WHAT IS ASKED: Repeat the records exactly. Every line must match.

## Begin GIVEN ENTRIES

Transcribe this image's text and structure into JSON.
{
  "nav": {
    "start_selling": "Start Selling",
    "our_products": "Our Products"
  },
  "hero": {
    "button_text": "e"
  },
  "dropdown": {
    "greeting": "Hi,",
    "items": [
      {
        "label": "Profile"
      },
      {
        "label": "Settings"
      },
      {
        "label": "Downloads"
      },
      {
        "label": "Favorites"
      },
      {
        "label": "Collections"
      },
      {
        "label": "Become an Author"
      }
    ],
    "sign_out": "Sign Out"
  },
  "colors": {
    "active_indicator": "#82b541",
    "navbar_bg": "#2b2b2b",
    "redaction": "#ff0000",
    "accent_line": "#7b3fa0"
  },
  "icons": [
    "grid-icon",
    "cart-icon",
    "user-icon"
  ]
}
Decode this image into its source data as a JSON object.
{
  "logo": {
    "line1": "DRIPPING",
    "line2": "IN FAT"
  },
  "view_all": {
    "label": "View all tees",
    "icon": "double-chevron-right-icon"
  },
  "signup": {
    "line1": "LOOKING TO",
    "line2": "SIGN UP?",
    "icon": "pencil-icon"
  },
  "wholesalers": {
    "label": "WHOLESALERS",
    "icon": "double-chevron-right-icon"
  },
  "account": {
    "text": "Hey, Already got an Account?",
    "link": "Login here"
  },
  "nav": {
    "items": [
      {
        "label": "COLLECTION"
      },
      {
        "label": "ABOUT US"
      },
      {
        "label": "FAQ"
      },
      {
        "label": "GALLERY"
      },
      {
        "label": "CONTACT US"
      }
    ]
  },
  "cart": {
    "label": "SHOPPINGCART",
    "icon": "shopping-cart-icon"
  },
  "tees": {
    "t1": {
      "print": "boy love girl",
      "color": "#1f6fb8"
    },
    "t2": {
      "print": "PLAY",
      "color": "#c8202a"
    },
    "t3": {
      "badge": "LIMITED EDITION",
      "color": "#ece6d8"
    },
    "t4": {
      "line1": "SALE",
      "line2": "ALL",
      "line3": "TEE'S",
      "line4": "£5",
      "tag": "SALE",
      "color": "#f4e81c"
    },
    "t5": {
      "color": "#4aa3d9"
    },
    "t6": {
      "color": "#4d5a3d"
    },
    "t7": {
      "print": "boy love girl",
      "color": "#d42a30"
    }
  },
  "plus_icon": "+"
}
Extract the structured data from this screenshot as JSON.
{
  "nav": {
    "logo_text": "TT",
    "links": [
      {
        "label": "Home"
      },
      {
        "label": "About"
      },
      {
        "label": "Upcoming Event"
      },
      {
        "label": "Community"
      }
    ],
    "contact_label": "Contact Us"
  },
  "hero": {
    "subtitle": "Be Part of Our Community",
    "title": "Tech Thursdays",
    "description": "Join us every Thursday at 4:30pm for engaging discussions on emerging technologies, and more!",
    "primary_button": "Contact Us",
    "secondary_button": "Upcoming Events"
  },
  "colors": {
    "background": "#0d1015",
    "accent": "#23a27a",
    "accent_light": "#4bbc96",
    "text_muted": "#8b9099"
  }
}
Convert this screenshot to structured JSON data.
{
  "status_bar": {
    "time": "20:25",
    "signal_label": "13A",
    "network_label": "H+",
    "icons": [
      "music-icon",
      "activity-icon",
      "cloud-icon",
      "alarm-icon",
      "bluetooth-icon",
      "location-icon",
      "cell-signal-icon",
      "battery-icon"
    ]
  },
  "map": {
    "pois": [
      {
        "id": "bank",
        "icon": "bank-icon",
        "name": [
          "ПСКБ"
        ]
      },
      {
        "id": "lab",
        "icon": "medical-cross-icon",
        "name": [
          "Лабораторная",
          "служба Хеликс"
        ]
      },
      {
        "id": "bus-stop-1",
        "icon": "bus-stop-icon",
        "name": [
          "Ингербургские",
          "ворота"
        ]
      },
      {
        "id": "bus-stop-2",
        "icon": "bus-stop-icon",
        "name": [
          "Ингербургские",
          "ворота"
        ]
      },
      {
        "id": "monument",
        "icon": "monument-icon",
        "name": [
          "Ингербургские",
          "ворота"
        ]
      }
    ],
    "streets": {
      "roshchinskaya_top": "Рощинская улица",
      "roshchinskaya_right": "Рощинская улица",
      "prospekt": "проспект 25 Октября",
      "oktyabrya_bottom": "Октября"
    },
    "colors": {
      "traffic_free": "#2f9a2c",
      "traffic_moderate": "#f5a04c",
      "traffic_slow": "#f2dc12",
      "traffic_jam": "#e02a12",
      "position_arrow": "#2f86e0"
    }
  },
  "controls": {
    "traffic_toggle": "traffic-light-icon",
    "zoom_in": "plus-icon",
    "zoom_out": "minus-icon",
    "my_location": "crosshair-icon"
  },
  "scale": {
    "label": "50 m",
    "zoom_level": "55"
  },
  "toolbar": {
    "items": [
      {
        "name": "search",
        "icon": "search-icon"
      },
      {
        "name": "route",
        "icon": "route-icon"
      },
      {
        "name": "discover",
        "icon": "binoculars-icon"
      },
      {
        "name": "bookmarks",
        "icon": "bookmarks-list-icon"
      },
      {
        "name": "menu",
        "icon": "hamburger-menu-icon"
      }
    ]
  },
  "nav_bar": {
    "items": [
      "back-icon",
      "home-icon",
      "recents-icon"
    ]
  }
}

## End GIVEN ENTRIES

ANSWER TO THIS TASK:
Transcribe this image's text and structure into JSON.
{
  "nav": {
    "start_selling": "Start Selling",
    "our_products": "Our Products"
  },
  "hero": {
    "button_text": "e"
  },
  "dropdown": {
    "greeting": "Hi,",
    "items": [
      {
        "label": "Profile"
      },
      {
        "label": "Settings"
      },
      {
        "label": "Downloads"
      },
      {
        "label": "Favorites"
      },
      {
        "label": "Collections"
      },
      {
        "label": "Become an Author"
      }
    ],
    "sign_out": "Sign Out"
  },
  "colors": {
    "active_indicator": "#82b541",
    "navbar_bg": "#2b2b2b",
    "redaction": "#ff0000",
    "accent_line": "#7b3fa0"
  },
  "icons": [
    "grid-icon",
    "cart-icon",
    "user-icon"
  ]
}
Decode this image into its source data as a JSON object.
{
  "logo": {
    "line1": "DRIPPING",
    "line2": "IN FAT"
  },
  "view_all": {
    "label": "View all tees",
    "icon": "double-chevron-right-icon"
  },
  "signup": {
    "line1": "LOOKING TO",
    "line2": "SIGN UP?",
    "icon": "pencil-icon"
  },
  "wholesalers": {
    "label": "WHOLESALERS",
    "icon": "double-chevron-right-icon"
  },
  "account": {
    "text": "Hey, Already got an Account?",
    "link": "Login here"
  },
  "nav": {
    "items": [
      {
        "label": "COLLECTION"
      },
      {
        "label": "ABOUT US"
      },
      {
        "label": "FAQ"
      },
      {
        "label": "GALLERY"
      },
      {
        "label": "CONTACT US"
      }
    ]
  },
  "cart": {
    "label": "SHOPPINGCART",
    "icon": "shopping-cart-icon"
  },
  "tees": {
    "t1": {
      "print": "boy love girl",
      "color": "#1f6fb8"
    },
    "t2": {
      "print": "PLAY",
      "color": "#c8202a"
    },
    "t3": {
      "badge": "LIMITED EDITION",
      "color": "#ece6d8"
    },
    "t4": {
      "line1": "SALE",
      "line2": "ALL",
      "line3": "TEE'S",
      "line4": "£5",
      "tag": "SALE",
      "color": "#f4e81c"
    },
    "t5": {
      "color": "#4aa3d9"
    },
    "t6": {
      "color": "#4d5a3d"
    },
    "t7": {
      "print": "boy love girl",
      "color": "#d42a30"
    }
  },
  "plus_icon": "+"
}
Extract the structured data from this screenshot as JSON.
{
  "nav": {
    "logo_text": "TT",
    "links": [
      {
        "label": "Home"
      },
      {
        "label": "About"
      },
      {
        "label": "Upcoming Event"
      },
      {
        "label": "Community"
      }
    ],
    "contact_label": "Contact Us"
  },
  "hero": {
    "subtitle": "Be Part of Our Community",
    "title": "Tech Thursdays",
    "description": "Join us every Thursday at 4:30pm for engaging discussions on emerging technologies, and more!",
    "primary_button": "Contact Us",
    "secondary_button": "Upcoming Events"
  },
  "colors": {
    "background": "#0d1015",
    "accent": "#23a27a",
    "accent_light": "#4bbc96",
    "text_muted": "#8b9099"
  }
}
Convert this screenshot to structured JSON data.
{
  "status_bar": {
    "time": "20:25",
    "signal_label": "13A",
    "network_label": "H+",
    "icons": [
      "music-icon",
      "activity-icon",
      "cloud-icon",
      "alarm-icon",
      "bluetooth-icon",
      "location-icon",
      "cell-signal-icon",
      "battery-icon"
    ]
  },
  "map": {
    "pois": [
      {
        "id": "bank",
        "icon": "bank-icon",
        "name": [
          "ПСКБ"
        ]
      },
      {
        "id": "lab",
        "icon": "medical-cross-icon",
        "name": [
          "Лабораторная",
          "служба Хеликс"
        ]
      },
      {
        "id": "bus-stop-1",
        "icon": "bus-stop-icon",
        "name": [
          "Ингербургские",
          "ворота"
        ]
      },
      {
        "id": "bus-stop-2",
        "icon": "bus-stop-icon",
        "name": [
          "Ингербургские",
          "ворота"
        ]
      },
      {
        "id": "monument",
        "icon": "monument-icon",
        "name": [
          "Ингербургские",
          "ворота"
        ]
      }
    ],
    "streets": {
      "roshchinskaya_top": "Рощинская улица",
      "roshchinskaya_right": "Рощинская улица",
      "prospekt": "проспект 25 Октября",
      "oktyabrya_bottom": "Октября"
    },
    "colors": {
      "traffic_free": "#2f9a2c",
      "traffic_moderate": "#f5a04c",
      "traffic_slow": "#f2dc12",
      "traffic_jam": "#e02a12",
      "position_arrow": "#2f86e0"
    }
  },
  "controls": {
    "traffic_toggle": "traffic-light-icon",
    "zoom_in": "plus-icon",
    "zoom_out": "minus-icon",
    "my_location": "crosshair-icon"
  },
  "scale": {
    "label": "50 m",
    "zoom_level": "55"
  },
  "toolbar": {
    "items": [
      {
        "name": "search",
        "icon": "search-icon"
      },
      {
        "name": "route",
        "icon": "route-icon"
      },
      {
        "name": "discover",
        "icon": "binoculars-icon"
      },
      {
        "name": "bookmarks",
        "icon": "bookmarks-list-icon"
      },
      {
        "name": "menu",
        "icon": "hamburger-menu-icon"
      }
    ]
  },
  "nav_bar": {
    "items": [
      "back-icon",
      "home-icon",
      "recents-icon"
    ]
  }
}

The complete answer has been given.